Extracted entries:

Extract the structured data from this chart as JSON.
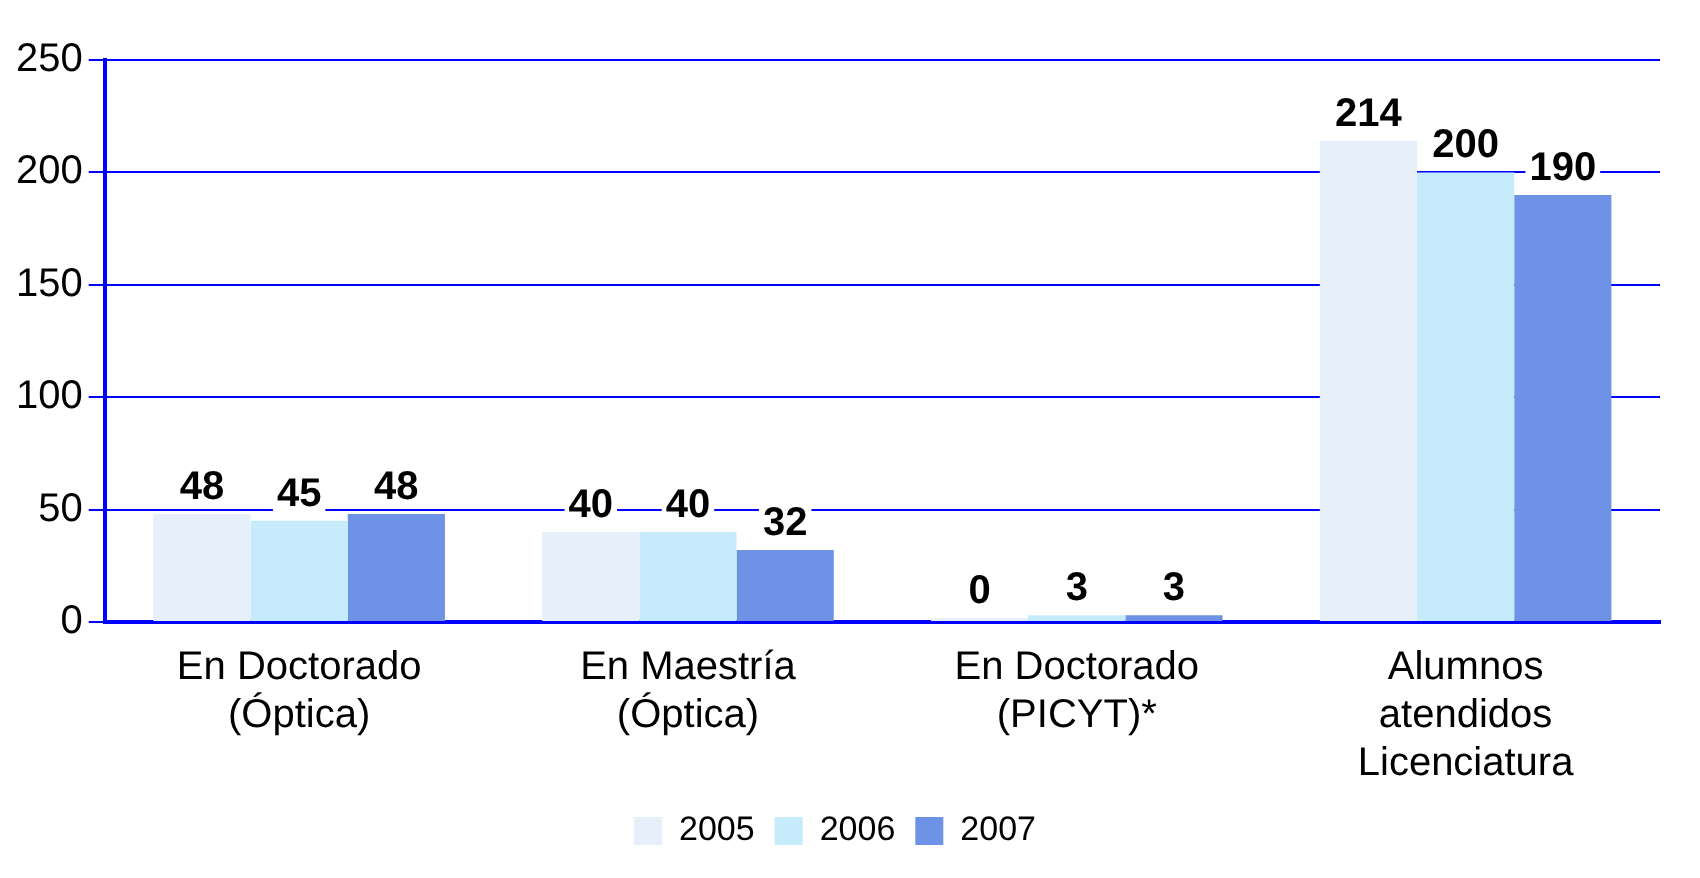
{
  "chart_data": {
    "type": "bar",
    "categories": [
      "En Doctorado\n(Óptica)",
      "En Maestría\n(Óptica)",
      "En Doctorado\n(PICYT)*",
      "Alumnos\natendidos\nLicenciatura"
    ],
    "series": [
      {
        "name": "2005",
        "color": "#e6effa",
        "values": [
          48,
          40,
          0,
          214
        ]
      },
      {
        "name": "2006",
        "color": "#c6ecfb",
        "values": [
          45,
          40,
          3,
          200
        ]
      },
      {
        "name": "2007",
        "color": "#6e93e6",
        "values": [
          48,
          32,
          3,
          190
        ]
      }
    ],
    "ylim": [
      0,
      250
    ],
    "yticks": [
      0,
      50,
      100,
      150,
      200,
      250
    ],
    "grid": "y",
    "legend": "bottom",
    "data_labels": true
  }
}
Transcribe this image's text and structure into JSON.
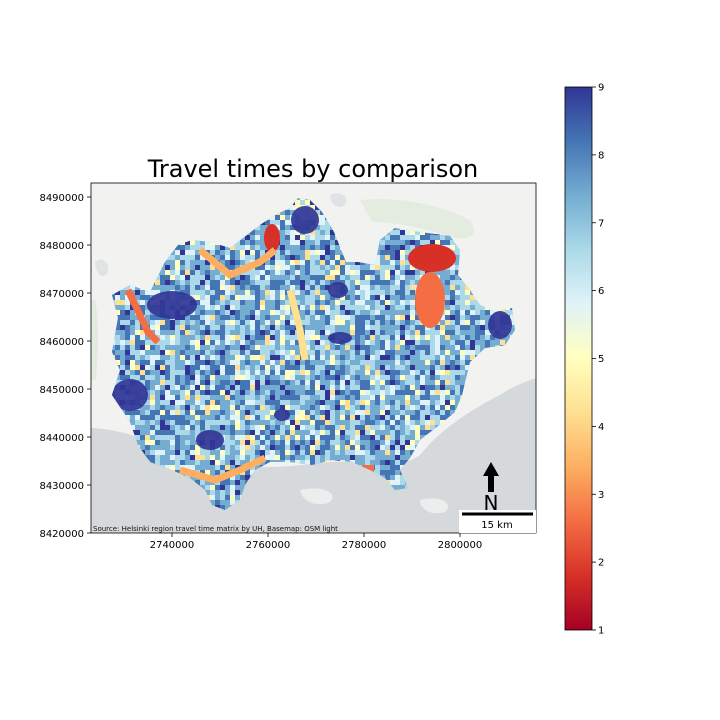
{
  "map": {
    "title": "Travel times by comparison",
    "source_note": "Source: Helsinki region travel time matrix by UH, Basemap: OSM light",
    "north_label": "N",
    "scale_bar_label": "15 km",
    "x_ticks": [
      "2740000",
      "2760000",
      "2780000",
      "2800000"
    ],
    "y_ticks": [
      "8490000",
      "8480000",
      "8470000",
      "8460000",
      "8450000",
      "8440000",
      "8430000",
      "8420000"
    ],
    "colormap": "RdYlBu",
    "colors": {
      "land": "#f2f3f1",
      "water": "#d5d9dc",
      "green_areas": "#e4ece0"
    }
  },
  "colorbar": {
    "min": 1,
    "max": 9,
    "ticks": [
      "9",
      "8",
      "7",
      "6",
      "5",
      "4",
      "3",
      "2",
      "1"
    ]
  }
}
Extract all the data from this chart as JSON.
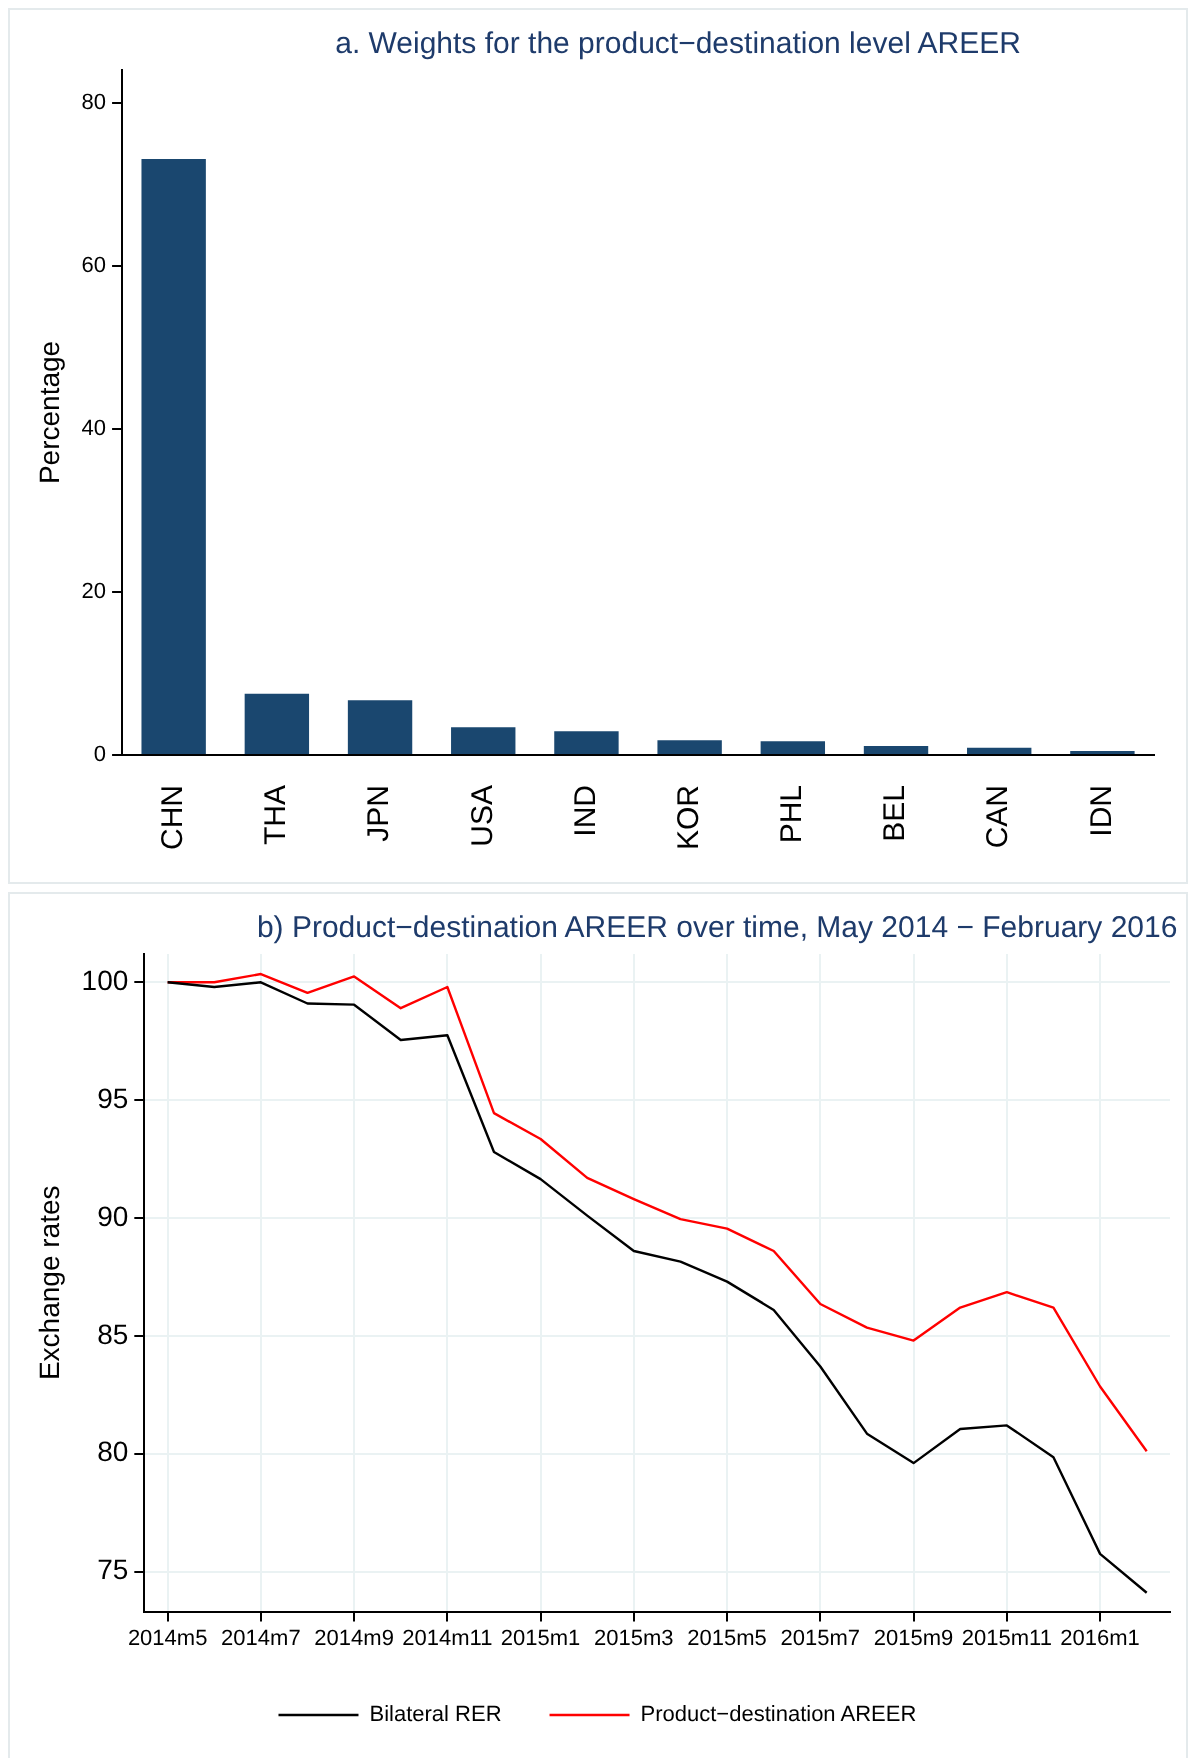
{
  "chart_data": [
    {
      "type": "bar",
      "title": "a. Weights for the product−destination level AREER",
      "ylabel": "Percentage",
      "categories": [
        "CHN",
        "THA",
        "JPN",
        "USA",
        "IND",
        "KOR",
        "PHL",
        "BEL",
        "CAN",
        "IDN"
      ],
      "values": [
        73.1,
        7.5,
        6.7,
        3.4,
        2.9,
        1.8,
        1.7,
        1.1,
        0.9,
        0.5
      ],
      "color": "#1a476f",
      "ylim": [
        0,
        84
      ],
      "yticks": [
        0,
        20,
        40,
        60,
        80
      ],
      "grid": false,
      "legend": false
    },
    {
      "type": "line",
      "title": "b) Product−destination AREER over time, May 2014 − February 2016",
      "ylabel": "Exchange rates",
      "categories": [
        "2014m5",
        null,
        "2014m7",
        null,
        "2014m9",
        null,
        "2014m11",
        null,
        "2015m1",
        null,
        "2015m3",
        null,
        "2015m5",
        null,
        "2015m7",
        null,
        "2015m9",
        null,
        "2015m11",
        null,
        "2016m1",
        null
      ],
      "series": [
        {
          "name": "Bilateral RER",
          "color": "#000000",
          "values": [
            100,
            99.8,
            100,
            99.1,
            99.05,
            97.55,
            97.75,
            92.8,
            91.65,
            90.1,
            88.6,
            88.15,
            87.3,
            86.1,
            83.7,
            80.85,
            79.6,
            81.05,
            81.2,
            79.85,
            75.75,
            74.1
          ]
        },
        {
          "name": "Product−destination AREER",
          "color": "#ff0000",
          "values": [
            100,
            100,
            100.35,
            99.55,
            100.25,
            98.9,
            99.8,
            94.45,
            93.35,
            91.7,
            90.8,
            89.95,
            89.55,
            88.6,
            86.35,
            85.35,
            84.8,
            86.2,
            86.85,
            86.2,
            82.85,
            80.1
          ]
        }
      ],
      "ylim": [
        73.3,
        101.2
      ],
      "yticks": [
        75,
        80,
        85,
        90,
        95,
        100
      ],
      "grid": true,
      "legend": "bottom",
      "marker": "none",
      "line_style": "solid"
    }
  ]
}
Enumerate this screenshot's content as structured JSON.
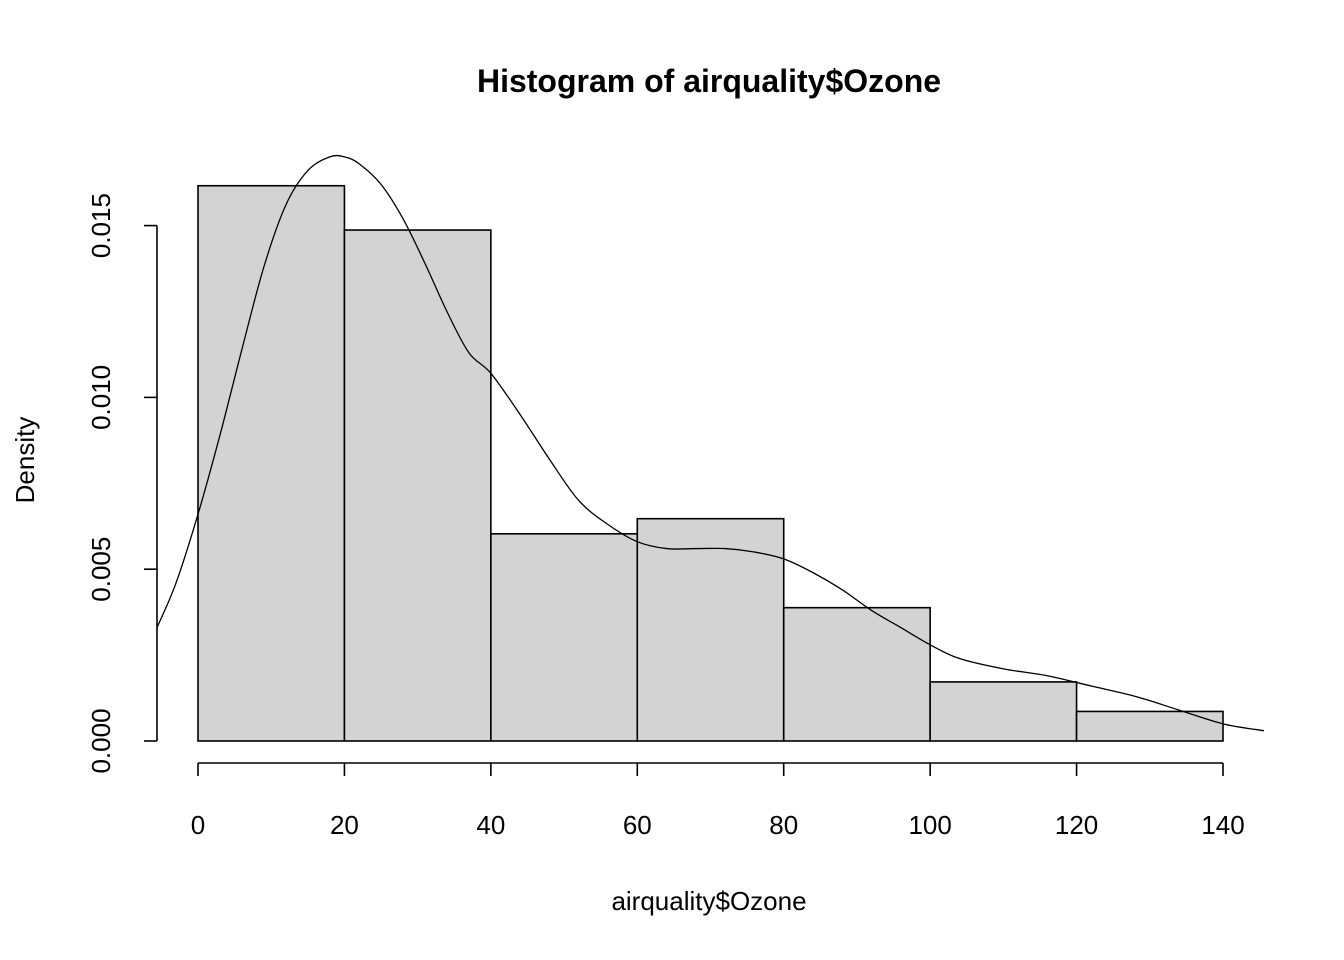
{
  "chart_data": {
    "type": "bar",
    "title": "Histogram of airquality$Ozone",
    "xlabel": "airquality$Ozone",
    "ylabel": "Density",
    "breaks": [
      0,
      20,
      40,
      60,
      80,
      100,
      120,
      140
    ],
    "values": [
      0.01616,
      0.01487,
      0.00603,
      0.00647,
      0.00388,
      0.00172,
      0.00086
    ],
    "xlim": [
      -5.6,
      145.6
    ],
    "ylim": [
      0,
      0.0172
    ],
    "x_ticks": [
      0,
      20,
      40,
      60,
      80,
      100,
      120,
      140
    ],
    "x_tick_labels": [
      "0",
      "20",
      "40",
      "60",
      "80",
      "100",
      "120",
      "140"
    ],
    "y_ticks": [
      0,
      0.005,
      0.01,
      0.015
    ],
    "y_tick_labels": [
      "0.000",
      "0.005",
      "0.010",
      "0.015"
    ],
    "bar_color": "#d3d3d3",
    "grid": false,
    "density_curve": {
      "name": "density",
      "x": [
        -5.6,
        -3,
        0,
        3,
        6,
        9,
        12,
        15,
        18,
        20,
        22,
        25,
        28,
        31,
        34,
        37,
        40,
        44,
        48,
        52,
        56,
        60,
        64,
        68,
        72,
        76,
        80,
        84,
        88,
        92,
        96,
        100,
        104,
        110,
        116,
        122,
        128,
        134,
        140,
        145.6
      ],
      "y": [
        0.0033,
        0.0046,
        0.0066,
        0.0089,
        0.0114,
        0.0138,
        0.0156,
        0.0166,
        0.017,
        0.017,
        0.0168,
        0.0162,
        0.0152,
        0.0139,
        0.0125,
        0.0113,
        0.0107,
        0.0095,
        0.0082,
        0.007,
        0.0063,
        0.0058,
        0.0056,
        0.0056,
        0.0056,
        0.0055,
        0.0053,
        0.0049,
        0.0044,
        0.0038,
        0.0033,
        0.0028,
        0.0024,
        0.0021,
        0.0019,
        0.0016,
        0.0013,
        0.0009,
        0.0005,
        0.0003
      ]
    }
  }
}
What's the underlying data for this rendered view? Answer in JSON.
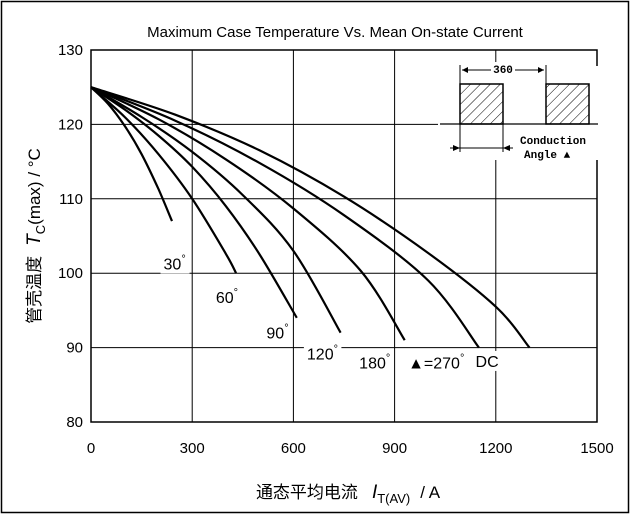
{
  "chart_data": {
    "type": "line",
    "title": "Maximum Case Temperature Vs. Mean On-state Current",
    "xlabel": {
      "cn": "通态平均电流",
      "symbol": "I",
      "subscript": "T(AV)",
      "unit": "/  A"
    },
    "ylabel": {
      "cn": "管壳温度",
      "symbol": "T",
      "subscript": "C",
      "suffix": "(max) / °C"
    },
    "xlim": [
      0,
      1500
    ],
    "ylim": [
      80,
      130
    ],
    "xticks": [
      "0",
      "300",
      "600",
      "900",
      "1200",
      "1500"
    ],
    "yticks": [
      "80",
      "90",
      "100",
      "110",
      "120",
      "130"
    ],
    "grid": true,
    "series": [
      {
        "name": "30°",
        "x": [
          0,
          50,
          100,
          150,
          200,
          240
        ],
        "y": [
          125,
          122.8,
          119.8,
          116.0,
          111.3,
          107
        ]
      },
      {
        "name": "60°",
        "x": [
          0,
          100,
          200,
          300,
          400,
          430
        ],
        "y": [
          125,
          121.0,
          116.0,
          110.0,
          102.6,
          100
        ]
      },
      {
        "name": "90°",
        "x": [
          0,
          100,
          200,
          300,
          400,
          500,
          610
        ],
        "y": [
          125,
          122.0,
          118.5,
          114.3,
          109.0,
          102.5,
          94
        ]
      },
      {
        "name": "120°",
        "x": [
          0,
          150,
          300,
          450,
          600,
          740
        ],
        "y": [
          125,
          121.0,
          116.3,
          110.5,
          103.0,
          92
        ]
      },
      {
        "name": "180°",
        "x": [
          0,
          200,
          400,
          600,
          800,
          930
        ],
        "y": [
          125,
          120.7,
          115.3,
          108.7,
          100.3,
          91
        ]
      },
      {
        "name": "▲=270°",
        "x": [
          0,
          250,
          500,
          750,
          1000,
          1150
        ],
        "y": [
          125,
          120.5,
          114.8,
          107.8,
          99.0,
          90
        ]
      },
      {
        "name": "DC",
        "x": [
          0,
          250,
          500,
          750,
          1000,
          1200,
          1300
        ],
        "y": [
          125,
          121.3,
          116.5,
          110.3,
          102.7,
          95.5,
          90
        ]
      }
    ],
    "curve_labels": [
      {
        "text": "30",
        "x": 215,
        "y": 100.5
      },
      {
        "text": "60",
        "x": 370,
        "y": 96
      },
      {
        "text": "90",
        "x": 520,
        "y": 91.2
      },
      {
        "text": "120",
        "x": 640,
        "y": 88.4
      },
      {
        "text": "180",
        "x": 795,
        "y": 87.2
      },
      {
        "text": "▲=270",
        "x": 940,
        "y": 87.2
      },
      {
        "text": "DC",
        "x": 1140,
        "y": 87.4
      }
    ],
    "inset": {
      "period_label": "360",
      "conduction_label": "Conduction",
      "angle_label": "Angle ▲"
    }
  },
  "degree_mark": "°"
}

Do this:
Look through the entries and return every line where "legend" appears.

Answer in full:
    "legend": "bottom",
      "legend": false
      "legend": "bottom",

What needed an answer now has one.